> _EXERCISE INSTRUCTIONS_:
1/ Reproduce the pesticide clean-up passage from "In this study, over" to "GCB-containing FaPEx inappropriate.".
2/ Find every line of the records that contains the string "article", matching case, and copy each of those lines.

> _EXCERPTED TEXT_:
--- start ---

In the FaPEx analysis, the proportion of pesticides in group II (70–90%) was 79–89%, which is higher than those in QuEChERS d-SPE (8–11%) and SPE (5–10%). FaPEx involves the use of an approximately 6 mL syringe filled with absorbents, adsorbents, and filters. It is hypothesized that when 5 mL of the solvent for extracting pesticides from apples is passed through the FaPEx syringe, the volume of the solvent became insufficient to elute all pesticides because of interactions between pesticides and adsorbents. In SPE-based clean-up methods, determining the amount of solvent that can sufficiently elute pesticides is crucial for achieving acceptable recovery rates.²⁸ However, to increase the recovery rates, it is necessary to consider the sensitivity of the analytical equipment, because increasing the volume of the solvent may not meet the LoQ requirements. Chuang et al. (2019) used 1 g of apples and 5 mL of ACN containing 1% acetic acid as the extraction solvent and showed that the FaPEx analysis led to a 50% proportion of pesticides in group II, which was lower than that observed in this study.²⁵ This difference in the results between the two studies is because Chuang et al. (2019) manually controlled the elution rate at one drop per second, whereas this study maintained a 10 psi manifold pressure for elution. SPE clean-up methods, such as FaPEx, are influenced by the experimenter's skills and experimental environment. Thus, the extraction speed of the solvent used in SPE can affect the recovery rate.²⁹ Therefore, accurate analytical guidelines are necessary to enhance the stability and efficiency of FaPEx. Additionally, the adsorbents used in FaPEx differed between the studies; Chuang et al. (2019) mixed primary secondary amine (PSA), C18, and graphite carbon black (GCB), whereas this study used them separately based on their purposes. As a result, different adsorbent compositions can influence the recovery rates.³⁰ Furthermore, in the FaPEx clean-up with added GCB, the proportion of unsuitable recovery rates in groups I and V was 20%, the highest among all clean-up methods. It is well-known that GCB can adsorb compounds with planar structures and strongly adsorb some pesticides, negatively affecting the recovery rates.³¹ Moreover, its highly porous structure with a large surface area slows down the solvent flow, potentially causing volatile pesticides to evaporate along with highly volatile organic solvents, negatively impacting the recovery rate results.³²

In this study, over 99% of the test pesticides (94% for amine + GCB in FaPEx) exhibited relative standard deviation (RSD) values within the appropriate range (<20%). The proportion of pesticides with RSD values below 10% was stable at 98–100% for QuEChERS, d-SPE, and SPE. However, the proportion of amines + GCB in the FaPEx was 58% lower than that for d-SPE and SPE. When the GCB content is high, pesticides may be adsorbed along with impurities, making it difficult to achieve consistent recovery rates for each sample, affecting the RSD.¹ For samples with low impurity contents, such as apples, the interactions between GCB and pesticides increased, rendering the use of GCB-containing FaPEx inappropriate.

--- end ---

> _DATA_:
--- start ---

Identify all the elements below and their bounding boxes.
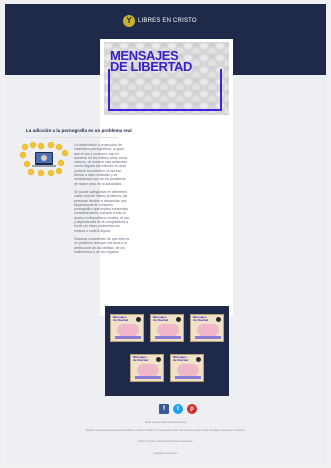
footer-copyright: Libres en Cristo, todos los derechos res…	[137, 440, 194, 443]
social-links: f t p	[159, 404, 197, 414]
hero-frame	[108, 69, 222, 111]
twitter-icon[interactable]: t	[173, 404, 183, 414]
gallery-thumbnail[interactable]: Mensajes de libertad	[110, 314, 144, 342]
emoji-cluster-illustration	[19, 142, 69, 176]
email-page: Y LIBRES EN CRISTO MENSAJES DE LIBERTAD …	[5, 4, 326, 464]
article-body: La observación y producción de materiale…	[74, 143, 130, 258]
paragraph: La observación y producción de materiale…	[74, 143, 128, 186]
gallery-thumbnail[interactable]: Mensajes de libertad	[190, 314, 224, 342]
brand-logo[interactable]: Y LIBRES EN CRISTO	[123, 15, 197, 27]
footer-note: Recibes este correo porque te suscribist…	[85, 429, 246, 432]
image-gallery: Mensajes de libertad Mensajes de liberta…	[105, 306, 229, 396]
paragraph: Se puede categorizar en diferentes casos…	[74, 189, 130, 233]
article-headline: La adicción a la pornografía es un probl…	[26, 128, 132, 133]
hero-banner: MENSAJES DE LIBERTAD	[104, 42, 229, 115]
hero-title: MENSAJES DE LIBERTAD	[110, 48, 193, 74]
gallery-thumbnail[interactable]: Mensajes de libertad	[170, 354, 204, 382]
unsubscribe-link[interactable]: Cancelar suscripción	[5, 452, 326, 456]
divider	[26, 137, 117, 138]
logo-mark-icon: Y	[123, 15, 135, 27]
gallery-thumbnail[interactable]: Mensajes de libertad	[130, 354, 164, 382]
paragraph: Estamos conscientes de que esto es un pr…	[74, 236, 130, 254]
pinterest-icon[interactable]: p	[187, 404, 197, 414]
facebook-icon[interactable]: f	[159, 404, 169, 414]
footer-link[interactable]: Visita nuestra web libresencristo.org	[5, 421, 326, 425]
logo-text: LIBRES EN CRISTO	[138, 18, 197, 24]
gallery-thumbnail[interactable]: Mensajes de libertad	[150, 314, 184, 342]
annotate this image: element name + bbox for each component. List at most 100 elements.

--- end ---

> _FULL SOLUTIONS_:
1/
In this study, over 99% of the test pesticides (94% for amine + GCB in FaPEx) exhibited relative standard deviation (RSD) values within the appropriate range (<20%). The proportion of pesticides with RSD values below 10% was stable at 98–100% for QuEChERS, d-SPE, and SPE. However, the proportion of amines + GCB in the FaPEx was 58% lower than that for d-SPE and SPE. When the GCB content is high, pesticides may be adsorbed along with impurities, making it difficult to achieve consistent recovery rates for each sample, affecting the RSD.¹ For samples with low impurity contents, such as apples, the interactions between GCB and pesticides increased, rendering the use of GCB-containing FaPEx inappropriate.

2/
article-body: La observación y producción de materiale…	[74, 143, 130, 258]
article-headline: La adicción a la pornografía es un probl…	[26, 128, 132, 133]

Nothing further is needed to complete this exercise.